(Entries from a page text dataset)
======

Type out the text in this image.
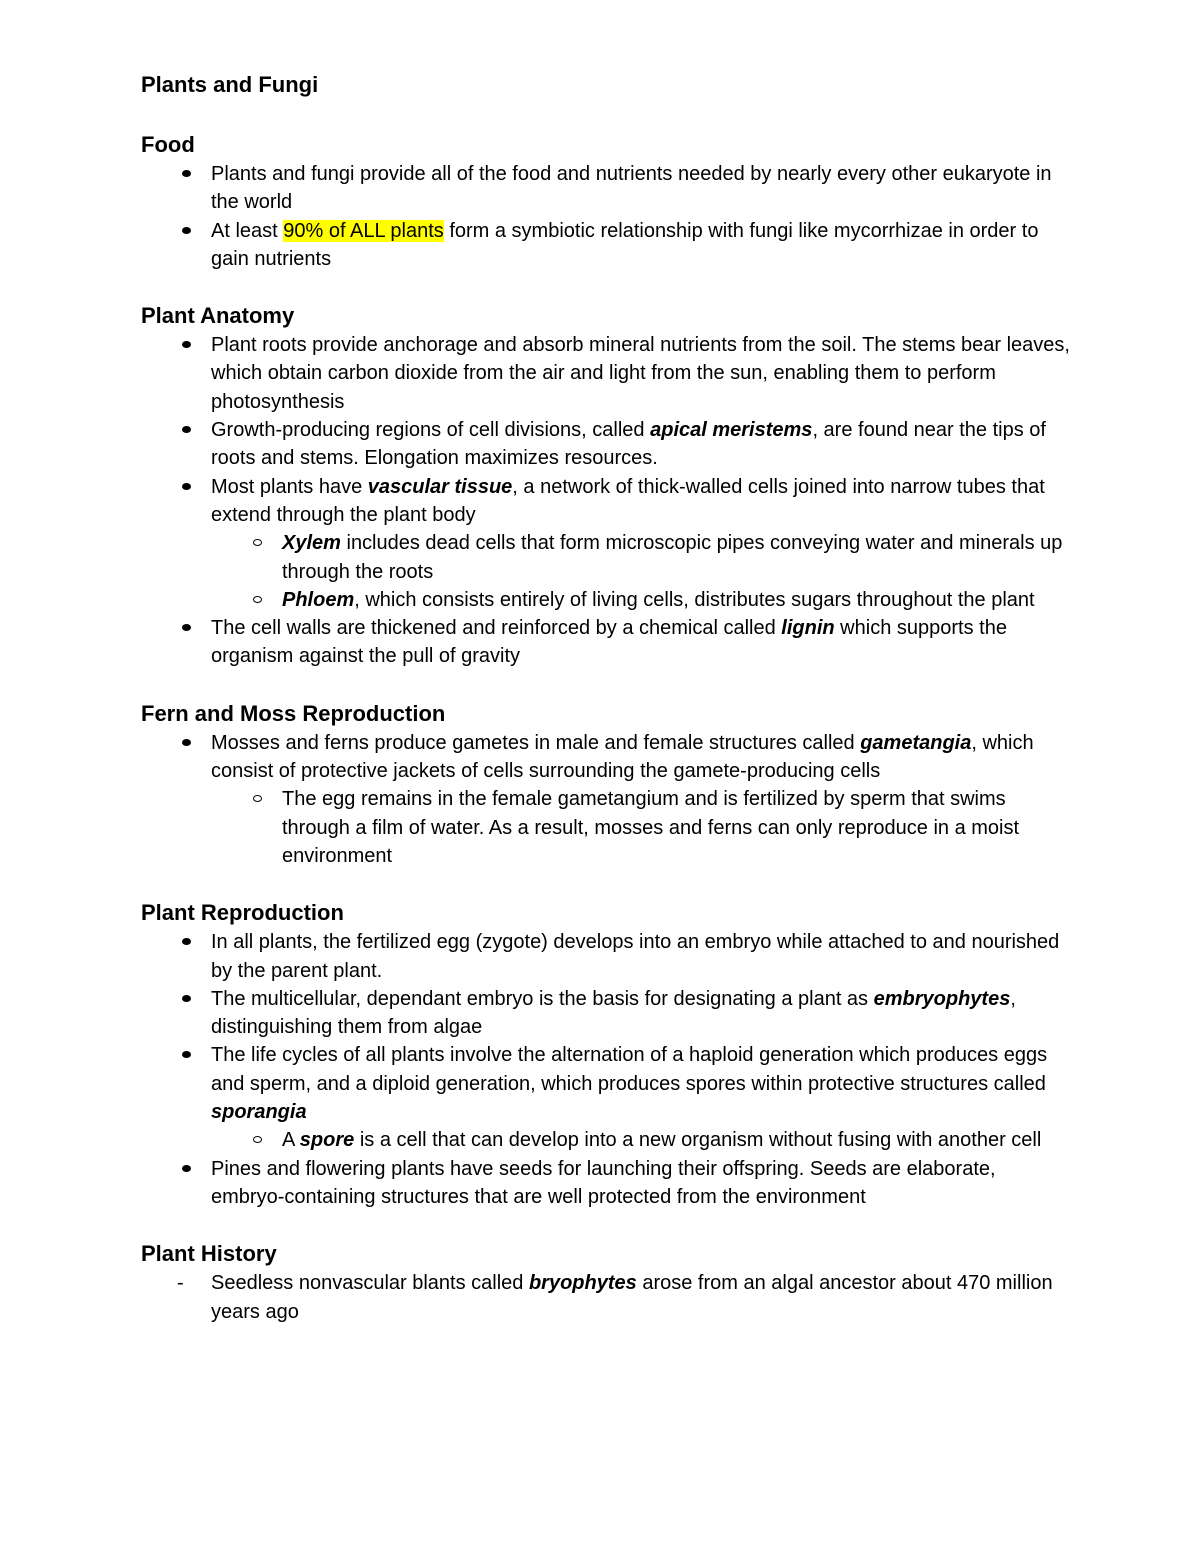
Plants and Fungi
Food
Plants and fungi provide all of the food and nutrients needed by nearly every other eukaryote in the world
At least 90% of ALL plants form a symbiotic relationship with fungi like mycorrhizae in order to gain nutrients
Plant Anatomy
Plant roots provide anchorage and absorb mineral nutrients from the soil. The stems bear leaves, which obtain carbon dioxide from the air and light from the sun, enabling them to perform photosynthesis
Growth-producing regions of cell divisions, called apical meristems, are found near the tips of roots and stems. Elongation maximizes resources.
Most plants have vascular tissue, a network of thick-walled cells joined into narrow tubes that extend through the plant body
Xylem includes dead cells that form microscopic pipes conveying water and minerals up through the roots
Phloem, which consists entirely of living cells, distributes sugars throughout the plant
The cell walls are thickened and reinforced by a chemical called lignin which supports the organism against the pull of gravity
Fern and Moss Reproduction
Mosses and ferns produce gametes in male and female structures called gametangia, which consist of protective jackets of cells surrounding the gamete-producing cells
The egg remains in the female gametangium and is fertilized by sperm that swims through a film of water. As a result, mosses and ferns can only reproduce in a moist environment
Plant Reproduction
In all plants, the fertilized egg (zygote) develops into an embryo while attached to and nourished by the parent plant.
The multicellular, dependant embryo is the basis for designating a plant as embryophytes, distinguishing them from algae
The life cycles of all plants involve the alternation of a haploid generation which produces eggs and sperm, and a diploid generation, which produces spores within protective structures called sporangia
A spore is a cell that can develop into a new organism without fusing with another cell
Pines and flowering plants have seeds for launching their offspring. Seeds are elaborate, embryo-containing structures that are well protected from the environment
Plant History
-
Seedless nonvascular blants called bryophytes arose from an algal ancestor about 470 million years ago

======

**Task description**
All lines above that include the word "fertilized" should be located and copied.

**The completed task**
The egg remains in the female gametangium and is fertilized by sperm that swims through a film of water. As a result, mosses and ferns can only reproduce in a moist environment
In all plants, the fertilized egg (zygote) develops into an embryo while attached to and nourished by the parent plant.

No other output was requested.